*Raw data*:
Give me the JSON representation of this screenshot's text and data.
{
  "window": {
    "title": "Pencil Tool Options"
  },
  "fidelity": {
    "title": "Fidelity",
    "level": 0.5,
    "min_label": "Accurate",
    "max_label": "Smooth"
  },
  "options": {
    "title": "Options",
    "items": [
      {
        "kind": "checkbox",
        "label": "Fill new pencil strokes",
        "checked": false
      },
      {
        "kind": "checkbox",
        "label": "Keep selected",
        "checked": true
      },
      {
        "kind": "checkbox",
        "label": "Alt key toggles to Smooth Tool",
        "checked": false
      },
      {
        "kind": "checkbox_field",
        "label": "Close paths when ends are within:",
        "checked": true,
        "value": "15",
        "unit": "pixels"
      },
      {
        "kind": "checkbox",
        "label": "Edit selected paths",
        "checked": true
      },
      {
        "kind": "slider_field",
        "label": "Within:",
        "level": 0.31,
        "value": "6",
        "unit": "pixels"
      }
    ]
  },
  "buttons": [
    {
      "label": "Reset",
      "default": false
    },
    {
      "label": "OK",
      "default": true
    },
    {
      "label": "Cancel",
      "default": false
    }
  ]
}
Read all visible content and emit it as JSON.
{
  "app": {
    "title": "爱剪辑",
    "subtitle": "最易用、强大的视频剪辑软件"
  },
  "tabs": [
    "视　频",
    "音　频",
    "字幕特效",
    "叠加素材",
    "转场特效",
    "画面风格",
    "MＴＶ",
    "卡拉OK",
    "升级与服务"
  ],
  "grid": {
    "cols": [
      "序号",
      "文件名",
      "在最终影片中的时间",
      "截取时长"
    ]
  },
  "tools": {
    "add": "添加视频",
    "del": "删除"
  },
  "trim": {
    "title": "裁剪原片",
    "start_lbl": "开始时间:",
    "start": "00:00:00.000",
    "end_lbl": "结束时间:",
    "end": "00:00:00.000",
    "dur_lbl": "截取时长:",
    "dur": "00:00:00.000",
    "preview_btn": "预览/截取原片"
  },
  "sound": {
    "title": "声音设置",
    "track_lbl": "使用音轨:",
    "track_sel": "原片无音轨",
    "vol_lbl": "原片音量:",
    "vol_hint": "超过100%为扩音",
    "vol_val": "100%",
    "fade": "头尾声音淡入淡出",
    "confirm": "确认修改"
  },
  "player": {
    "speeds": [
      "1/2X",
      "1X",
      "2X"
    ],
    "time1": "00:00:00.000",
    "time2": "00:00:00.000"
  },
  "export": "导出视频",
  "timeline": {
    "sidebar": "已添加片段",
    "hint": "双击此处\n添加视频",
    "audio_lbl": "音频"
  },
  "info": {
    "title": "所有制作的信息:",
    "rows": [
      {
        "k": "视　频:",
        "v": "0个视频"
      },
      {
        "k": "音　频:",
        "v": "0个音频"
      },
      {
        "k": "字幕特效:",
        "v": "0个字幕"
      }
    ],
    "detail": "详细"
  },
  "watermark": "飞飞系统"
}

*Do this*: Print back all the lines verbatim.

*Task solution*:
Give me the JSON representation of this screenshot's text and data.
{
  "window": {
    "title": "Pencil Tool Options"
  },
  "fidelity": {
    "title": "Fidelity",
    "level": 0.5,
    "min_label": "Accurate",
    "max_label": "Smooth"
  },
  "options": {
    "title": "Options",
    "items": [
      {
        "kind": "checkbox",
        "label": "Fill new pencil strokes",
        "checked": false
      },
      {
        "kind": "checkbox",
        "label": "Keep selected",
        "checked": true
      },
      {
        "kind": "checkbox",
        "label": "Alt key toggles to Smooth Tool",
        "checked": false
      },
      {
        "kind": "checkbox_field",
        "label": "Close paths when ends are within:",
        "checked": true,
        "value": "15",
        "unit": "pixels"
      },
      {
        "kind": "checkbox",
        "label": "Edit selected paths",
        "checked": true
      },
      {
        "kind": "slider_field",
        "label": "Within:",
        "level": 0.31,
        "value": "6",
        "unit": "pixels"
      }
    ]
  },
  "buttons": [
    {
      "label": "Reset",
      "default": false
    },
    {
      "label": "OK",
      "default": true
    },
    {
      "label": "Cancel",
      "default": false
    }
  ]
}
Read all visible content and emit it as JSON.
{
  "app": {
    "title": "爱剪辑",
    "subtitle": "最易用、强大的视频剪辑软件"
  },
  "tabs": [
    "视　频",
    "音　频",
    "字幕特效",
    "叠加素材",
    "转场特效",
    "画面风格",
    "MＴＶ",
    "卡拉OK",
    "升级与服务"
  ],
  "grid": {
    "cols": [
      "序号",
      "文件名",
      "在最终影片中的时间",
      "截取时长"
    ]
  },
  "tools": {
    "add": "添加视频",
    "del": "删除"
  },
  "trim": {
    "title": "裁剪原片",
    "start_lbl": "开始时间:",
    "start": "00:00:00.000",
    "end_lbl": "结束时间:",
    "end": "00:00:00.000",
    "dur_lbl": "截取时长:",
    "dur": "00:00:00.000",
    "preview_btn": "预览/截取原片"
  },
  "sound": {
    "title": "声音设置",
    "track_lbl": "使用音轨:",
    "track_sel": "原片无音轨",
    "vol_lbl": "原片音量:",
    "vol_hint": "超过100%为扩音",
    "vol_val": "100%",
    "fade": "头尾声音淡入淡出",
    "confirm": "确认修改"
  },
  "player": {
    "speeds": [
      "1/2X",
      "1X",
      "2X"
    ],
    "time1": "00:00:00.000",
    "time2": "00:00:00.000"
  },
  "export": "导出视频",
  "timeline": {
    "sidebar": "已添加片段",
    "hint": "双击此处\n添加视频",
    "audio_lbl": "音频"
  },
  "info": {
    "title": "所有制作的信息:",
    "rows": [
      {
        "k": "视　频:",
        "v": "0个视频"
      },
      {
        "k": "音　频:",
        "v": "0个音频"
      },
      {
        "k": "字幕特效:",
        "v": "0个字幕"
      }
    ],
    "detail": "详细"
  },
  "watermark": "飞飞系统"
}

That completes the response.